### PROBLEM TO WORK ON
Gather each line of the records where "error" appears.

### TASK MATERIAL
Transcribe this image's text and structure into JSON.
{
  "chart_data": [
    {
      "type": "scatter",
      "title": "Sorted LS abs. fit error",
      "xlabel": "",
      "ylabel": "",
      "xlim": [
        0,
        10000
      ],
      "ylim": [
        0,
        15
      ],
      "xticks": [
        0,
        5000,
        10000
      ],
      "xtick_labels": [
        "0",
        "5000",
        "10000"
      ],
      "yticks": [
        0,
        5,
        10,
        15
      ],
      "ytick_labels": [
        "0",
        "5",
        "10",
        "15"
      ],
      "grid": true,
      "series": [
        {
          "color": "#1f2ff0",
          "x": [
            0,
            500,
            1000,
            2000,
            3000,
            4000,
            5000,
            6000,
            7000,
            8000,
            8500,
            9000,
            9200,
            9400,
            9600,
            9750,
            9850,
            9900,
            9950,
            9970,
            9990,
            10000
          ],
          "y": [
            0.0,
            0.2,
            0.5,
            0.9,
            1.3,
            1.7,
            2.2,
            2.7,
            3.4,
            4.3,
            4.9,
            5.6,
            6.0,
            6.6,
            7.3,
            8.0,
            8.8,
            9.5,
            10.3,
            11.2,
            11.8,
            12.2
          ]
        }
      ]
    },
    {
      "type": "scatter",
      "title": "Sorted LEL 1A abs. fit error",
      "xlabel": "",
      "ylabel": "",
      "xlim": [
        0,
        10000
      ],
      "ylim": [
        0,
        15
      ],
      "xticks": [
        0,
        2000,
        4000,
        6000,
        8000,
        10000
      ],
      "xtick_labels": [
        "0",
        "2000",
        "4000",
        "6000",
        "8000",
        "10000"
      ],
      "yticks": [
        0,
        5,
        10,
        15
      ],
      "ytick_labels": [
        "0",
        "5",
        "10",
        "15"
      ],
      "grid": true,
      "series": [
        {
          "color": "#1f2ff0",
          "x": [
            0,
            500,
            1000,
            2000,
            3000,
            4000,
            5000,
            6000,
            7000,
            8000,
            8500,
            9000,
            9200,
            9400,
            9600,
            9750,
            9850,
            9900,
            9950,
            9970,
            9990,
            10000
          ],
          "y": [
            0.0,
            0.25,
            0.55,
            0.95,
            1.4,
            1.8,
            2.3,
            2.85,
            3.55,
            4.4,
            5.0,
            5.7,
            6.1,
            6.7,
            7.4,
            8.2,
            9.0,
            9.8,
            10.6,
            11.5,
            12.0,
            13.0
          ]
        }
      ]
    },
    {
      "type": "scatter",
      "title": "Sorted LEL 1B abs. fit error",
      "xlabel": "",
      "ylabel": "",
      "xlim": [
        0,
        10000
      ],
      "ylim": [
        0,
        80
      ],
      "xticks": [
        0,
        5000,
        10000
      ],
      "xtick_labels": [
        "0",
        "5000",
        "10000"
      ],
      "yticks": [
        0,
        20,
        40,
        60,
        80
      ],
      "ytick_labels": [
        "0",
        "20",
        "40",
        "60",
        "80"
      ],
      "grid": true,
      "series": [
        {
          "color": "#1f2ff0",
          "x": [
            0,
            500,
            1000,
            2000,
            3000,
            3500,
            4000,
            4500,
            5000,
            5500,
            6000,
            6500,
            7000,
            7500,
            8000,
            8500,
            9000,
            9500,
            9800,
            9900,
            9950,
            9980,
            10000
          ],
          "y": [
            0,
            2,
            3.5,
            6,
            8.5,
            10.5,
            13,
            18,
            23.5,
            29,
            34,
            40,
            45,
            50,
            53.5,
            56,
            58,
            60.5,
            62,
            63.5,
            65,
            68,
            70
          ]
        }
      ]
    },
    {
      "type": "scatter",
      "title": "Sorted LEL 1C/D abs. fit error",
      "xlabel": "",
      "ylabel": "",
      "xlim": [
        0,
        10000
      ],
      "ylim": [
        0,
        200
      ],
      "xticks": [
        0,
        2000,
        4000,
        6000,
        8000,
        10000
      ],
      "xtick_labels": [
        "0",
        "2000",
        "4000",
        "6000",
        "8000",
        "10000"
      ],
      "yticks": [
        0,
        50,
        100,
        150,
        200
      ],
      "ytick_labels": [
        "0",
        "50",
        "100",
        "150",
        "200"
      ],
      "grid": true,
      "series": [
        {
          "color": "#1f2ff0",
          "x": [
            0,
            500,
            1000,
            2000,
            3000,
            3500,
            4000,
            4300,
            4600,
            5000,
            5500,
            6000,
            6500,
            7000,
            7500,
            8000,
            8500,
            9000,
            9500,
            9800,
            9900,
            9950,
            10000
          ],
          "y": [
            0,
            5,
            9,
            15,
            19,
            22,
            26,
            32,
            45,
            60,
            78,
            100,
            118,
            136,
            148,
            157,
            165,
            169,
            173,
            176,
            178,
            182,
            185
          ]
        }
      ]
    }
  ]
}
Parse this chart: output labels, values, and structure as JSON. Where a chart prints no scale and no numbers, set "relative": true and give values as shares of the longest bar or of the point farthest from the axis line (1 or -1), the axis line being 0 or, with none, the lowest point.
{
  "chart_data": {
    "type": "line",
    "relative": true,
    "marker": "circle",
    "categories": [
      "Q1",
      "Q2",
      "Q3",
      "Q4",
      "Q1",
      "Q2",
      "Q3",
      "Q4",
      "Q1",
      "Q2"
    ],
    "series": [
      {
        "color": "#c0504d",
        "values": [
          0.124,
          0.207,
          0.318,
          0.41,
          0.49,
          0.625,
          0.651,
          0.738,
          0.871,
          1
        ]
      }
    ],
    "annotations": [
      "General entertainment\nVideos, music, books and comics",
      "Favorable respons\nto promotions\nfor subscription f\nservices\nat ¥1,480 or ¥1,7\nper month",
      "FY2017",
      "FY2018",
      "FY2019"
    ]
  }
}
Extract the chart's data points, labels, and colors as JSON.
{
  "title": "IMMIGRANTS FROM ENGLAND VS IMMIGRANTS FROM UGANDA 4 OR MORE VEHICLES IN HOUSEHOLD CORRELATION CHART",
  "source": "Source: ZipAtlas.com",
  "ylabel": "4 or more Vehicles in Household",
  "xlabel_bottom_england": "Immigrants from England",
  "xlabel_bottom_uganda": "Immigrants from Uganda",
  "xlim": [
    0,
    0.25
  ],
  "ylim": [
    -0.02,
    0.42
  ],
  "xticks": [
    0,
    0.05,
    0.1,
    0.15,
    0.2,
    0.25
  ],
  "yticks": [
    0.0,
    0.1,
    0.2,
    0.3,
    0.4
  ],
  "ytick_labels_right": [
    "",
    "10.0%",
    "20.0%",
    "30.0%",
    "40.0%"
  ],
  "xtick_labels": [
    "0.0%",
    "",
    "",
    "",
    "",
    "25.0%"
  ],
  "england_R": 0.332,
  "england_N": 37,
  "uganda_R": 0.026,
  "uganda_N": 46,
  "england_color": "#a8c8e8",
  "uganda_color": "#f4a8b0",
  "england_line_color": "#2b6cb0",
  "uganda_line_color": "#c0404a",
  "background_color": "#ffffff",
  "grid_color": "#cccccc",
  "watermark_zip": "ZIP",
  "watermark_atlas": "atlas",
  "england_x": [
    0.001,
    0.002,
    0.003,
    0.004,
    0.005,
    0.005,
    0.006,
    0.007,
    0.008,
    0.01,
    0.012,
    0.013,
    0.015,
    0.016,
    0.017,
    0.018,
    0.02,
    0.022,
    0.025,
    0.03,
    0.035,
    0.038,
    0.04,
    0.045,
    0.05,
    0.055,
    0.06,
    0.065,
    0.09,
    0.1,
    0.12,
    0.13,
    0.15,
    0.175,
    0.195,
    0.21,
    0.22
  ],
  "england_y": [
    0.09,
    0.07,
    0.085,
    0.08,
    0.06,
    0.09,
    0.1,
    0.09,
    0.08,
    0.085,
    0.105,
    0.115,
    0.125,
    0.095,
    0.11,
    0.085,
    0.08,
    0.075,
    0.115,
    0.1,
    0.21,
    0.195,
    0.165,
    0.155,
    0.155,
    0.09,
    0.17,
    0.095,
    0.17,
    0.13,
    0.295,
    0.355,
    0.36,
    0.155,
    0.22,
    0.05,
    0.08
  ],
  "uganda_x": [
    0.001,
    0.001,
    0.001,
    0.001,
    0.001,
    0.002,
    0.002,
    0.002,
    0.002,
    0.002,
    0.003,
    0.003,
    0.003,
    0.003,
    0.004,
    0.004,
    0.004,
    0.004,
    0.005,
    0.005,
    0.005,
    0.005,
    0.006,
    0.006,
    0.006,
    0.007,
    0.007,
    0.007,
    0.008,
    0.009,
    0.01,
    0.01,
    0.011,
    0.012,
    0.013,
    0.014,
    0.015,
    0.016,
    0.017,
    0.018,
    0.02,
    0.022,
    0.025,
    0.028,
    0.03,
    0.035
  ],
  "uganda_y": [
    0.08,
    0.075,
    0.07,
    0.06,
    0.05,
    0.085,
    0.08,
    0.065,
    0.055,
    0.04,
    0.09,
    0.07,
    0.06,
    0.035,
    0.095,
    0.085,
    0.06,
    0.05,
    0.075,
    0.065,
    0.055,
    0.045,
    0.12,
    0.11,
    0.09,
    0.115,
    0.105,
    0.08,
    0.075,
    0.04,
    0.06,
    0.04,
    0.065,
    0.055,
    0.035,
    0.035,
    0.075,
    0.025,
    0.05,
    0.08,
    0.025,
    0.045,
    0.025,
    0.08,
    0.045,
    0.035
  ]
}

### TASK RESPONSE
      "title": "Sorted LS abs. fit error",
      "title": "Sorted LEL 1A abs. fit error",
      "title": "Sorted LEL 1B abs. fit error",
      "title": "Sorted LEL 1C/D abs. fit error",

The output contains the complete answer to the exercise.